(Figure dataset records)
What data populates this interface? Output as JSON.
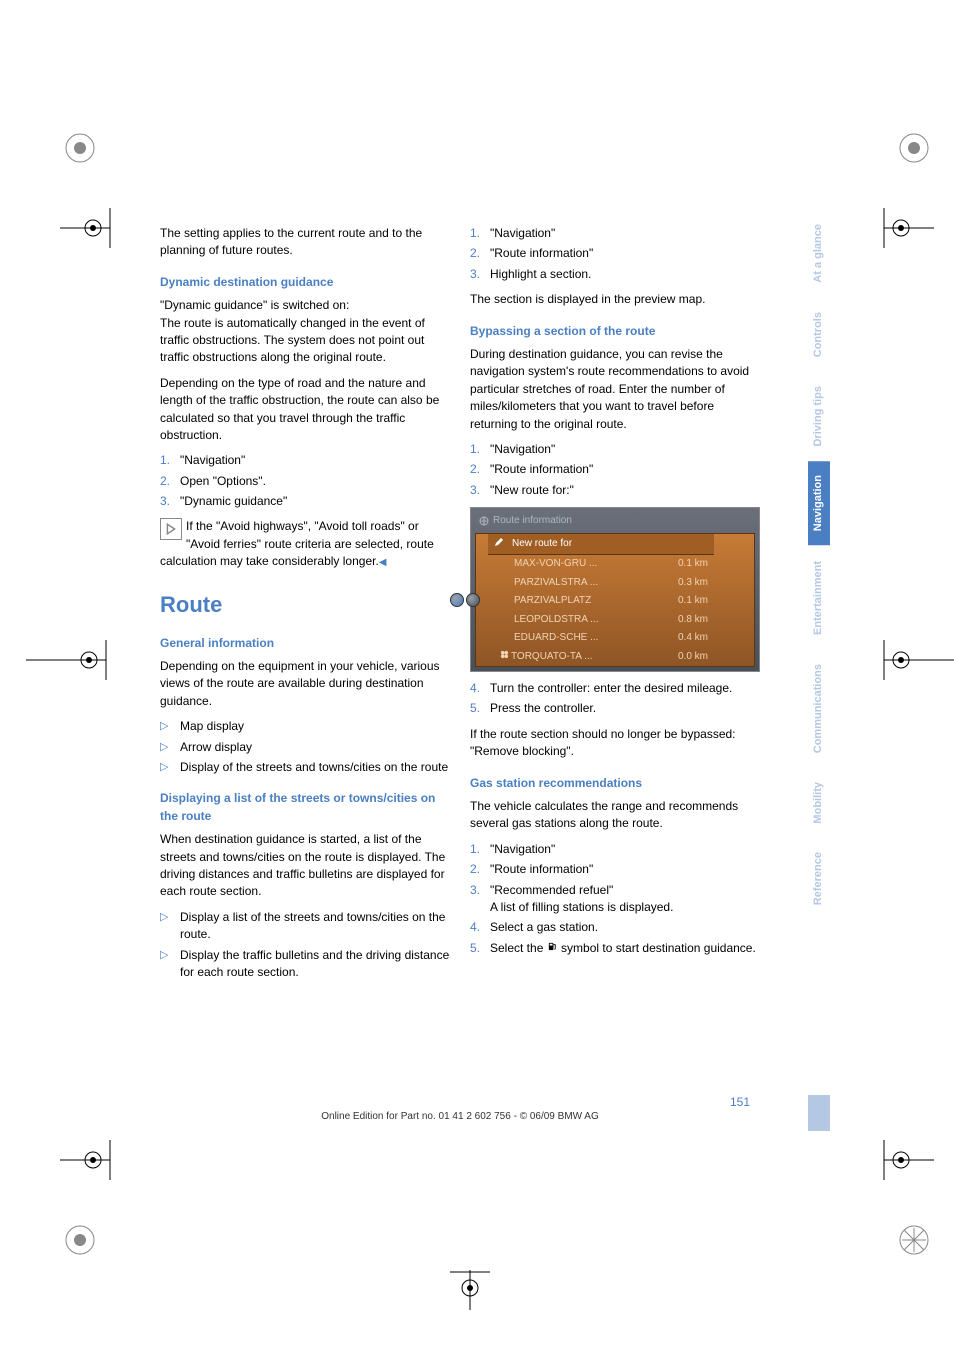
{
  "intro_para": "The setting applies to the current route and to the planning of future routes.",
  "sec1": {
    "title": "Dynamic destination guidance",
    "p1": "\"Dynamic guidance\" is switched on:",
    "p2": "The route is automatically changed in the event of traffic obstructions. The system does not point out traffic obstructions along the original route.",
    "p3": "Depending on the type of road and the nature and length of the traffic obstruction, the route can also be calculated so that you travel through the traffic obstruction.",
    "steps": [
      "\"Navigation\"",
      "Open \"Options\".",
      "\"Dynamic guidance\""
    ],
    "note": "If the \"Avoid highways\", \"Avoid toll roads\" or \"Avoid ferries\" route criteria are selected, route calculation may take considerably longer."
  },
  "route": {
    "title": "Route",
    "gen_title": "General information",
    "gen_p": "Depending on the equipment in your vehicle, various views of the route are available during destination guidance.",
    "gen_bullets": [
      "Map display",
      "Arrow display",
      "Display of the streets and towns/cities on the route"
    ],
    "list_title": "Displaying a list of the streets or towns/cities on the route",
    "list_p": "When destination guidance is started, a list of the streets and towns/cities on the route is displayed. The driving distances and traffic bulletins are displayed for each route section.",
    "list_bullets": [
      "Display a list of the streets and towns/cities on the route.",
      "Display the traffic bulletins and the driving distance for each route section."
    ]
  },
  "col2_top": {
    "steps": [
      "\"Navigation\"",
      "\"Route information\"",
      "Highlight a section."
    ],
    "p": "The section is displayed in the preview map."
  },
  "bypass": {
    "title": "Bypassing a section of the route",
    "p": "During destination guidance, you can revise the navigation system's route recommendations to avoid particular stretches of road. Enter the number of miles/kilometers that you want to travel before returning to the original route.",
    "steps": [
      "\"Navigation\"",
      "\"Route information\"",
      "\"New route for:\""
    ],
    "steps2": [
      "Turn the controller: enter the desired mileage.",
      "Press the controller."
    ],
    "p2": "If the route section should no longer be bypassed: \"Remove blocking\"."
  },
  "screenshot": {
    "title": "Route information",
    "header": "New route for",
    "rows": [
      {
        "name": "MAX-VON-GRU ...",
        "dist": "0.1 km"
      },
      {
        "name": "PARZIVALSTRA ...",
        "dist": "0.3 km"
      },
      {
        "name": "PARZIVALPLATZ",
        "dist": "0.1 km"
      },
      {
        "name": "LEOPOLDSTRA ...",
        "dist": "0.8 km"
      },
      {
        "name": "EDUARD-SCHE ...",
        "dist": "0.4 km"
      },
      {
        "name": "TORQUATO-TA ...",
        "dist": "0.0 km"
      }
    ]
  },
  "gas": {
    "title": "Gas station recommendations",
    "p": "The vehicle calculates the range and recommends several gas stations along the route.",
    "steps": [
      "\"Navigation\"",
      "\"Route information\"",
      "\"Recommended refuel\"\nA list of filling stations is displayed.",
      "Select a gas station."
    ],
    "step5_pre": "Select the ",
    "step5_post": " symbol to start destination guidance."
  },
  "tabs": [
    "At a glance",
    "Controls",
    "Driving tips",
    "Navigation",
    "Entertainment",
    "Communications",
    "Mobility",
    "Reference"
  ],
  "active_tab": 3,
  "page_number": "151",
  "footer_text": "Online Edition for Part no. 01 41 2 602 756 - © 06/09 BMW AG"
}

Exercise: Every record above must be given again exactly; drop the pictures.

Problem solution:
What data populates this interface? Output as JSON.
{
  "intro_para": "The setting applies to the current route and to the planning of future routes.",
  "sec1": {
    "title": "Dynamic destination guidance",
    "p1": "\"Dynamic guidance\" is switched on:",
    "p2": "The route is automatically changed in the event of traffic obstructions. The system does not point out traffic obstructions along the original route.",
    "p3": "Depending on the type of road and the nature and length of the traffic obstruction, the route can also be calculated so that you travel through the traffic obstruction.",
    "steps": [
      "\"Navigation\"",
      "Open \"Options\".",
      "\"Dynamic guidance\""
    ],
    "note": "If the \"Avoid highways\", \"Avoid toll roads\" or \"Avoid ferries\" route criteria are selected, route calculation may take considerably longer."
  },
  "route": {
    "title": "Route",
    "gen_title": "General information",
    "gen_p": "Depending on the equipment in your vehicle, various views of the route are available during destination guidance.",
    "gen_bullets": [
      "Map display",
      "Arrow display",
      "Display of the streets and towns/cities on the route"
    ],
    "list_title": "Displaying a list of the streets or towns/cities on the route",
    "list_p": "When destination guidance is started, a list of the streets and towns/cities on the route is displayed. The driving distances and traffic bulletins are displayed for each route section.",
    "list_bullets": [
      "Display a list of the streets and towns/cities on the route.",
      "Display the traffic bulletins and the driving distance for each route section."
    ]
  },
  "col2_top": {
    "steps": [
      "\"Navigation\"",
      "\"Route information\"",
      "Highlight a section."
    ],
    "p": "The section is displayed in the preview map."
  },
  "bypass": {
    "title": "Bypassing a section of the route",
    "p": "During destination guidance, you can revise the navigation system's route recommendations to avoid particular stretches of road. Enter the number of miles/kilometers that you want to travel before returning to the original route.",
    "steps": [
      "\"Navigation\"",
      "\"Route information\"",
      "\"New route for:\""
    ],
    "steps2": [
      "Turn the controller: enter the desired mileage.",
      "Press the controller."
    ],
    "p2": "If the route section should no longer be bypassed: \"Remove blocking\"."
  },
  "screenshot": {
    "title": "Route information",
    "header": "New route for",
    "rows": [
      {
        "name": "MAX-VON-GRU ...",
        "dist": "0.1 km"
      },
      {
        "name": "PARZIVALSTRA ...",
        "dist": "0.3 km"
      },
      {
        "name": "PARZIVALPLATZ",
        "dist": "0.1 km"
      },
      {
        "name": "LEOPOLDSTRA ...",
        "dist": "0.8 km"
      },
      {
        "name": "EDUARD-SCHE ...",
        "dist": "0.4 km"
      },
      {
        "name": "TORQUATO-TA ...",
        "dist": "0.0 km"
      }
    ]
  },
  "gas": {
    "title": "Gas station recommendations",
    "p": "The vehicle calculates the range and recommends several gas stations along the route.",
    "steps": [
      "\"Navigation\"",
      "\"Route information\"",
      "\"Recommended refuel\"\nA list of filling stations is displayed.",
      "Select a gas station."
    ],
    "step5_pre": "Select the ",
    "step5_post": " symbol to start destination guidance."
  },
  "tabs": [
    "At a glance",
    "Controls",
    "Driving tips",
    "Navigation",
    "Entertainment",
    "Communications",
    "Mobility",
    "Reference"
  ],
  "active_tab": 3,
  "page_number": "151",
  "footer_text": "Online Edition for Part no. 01 41 2 602 756 - © 06/09 BMW AG"
}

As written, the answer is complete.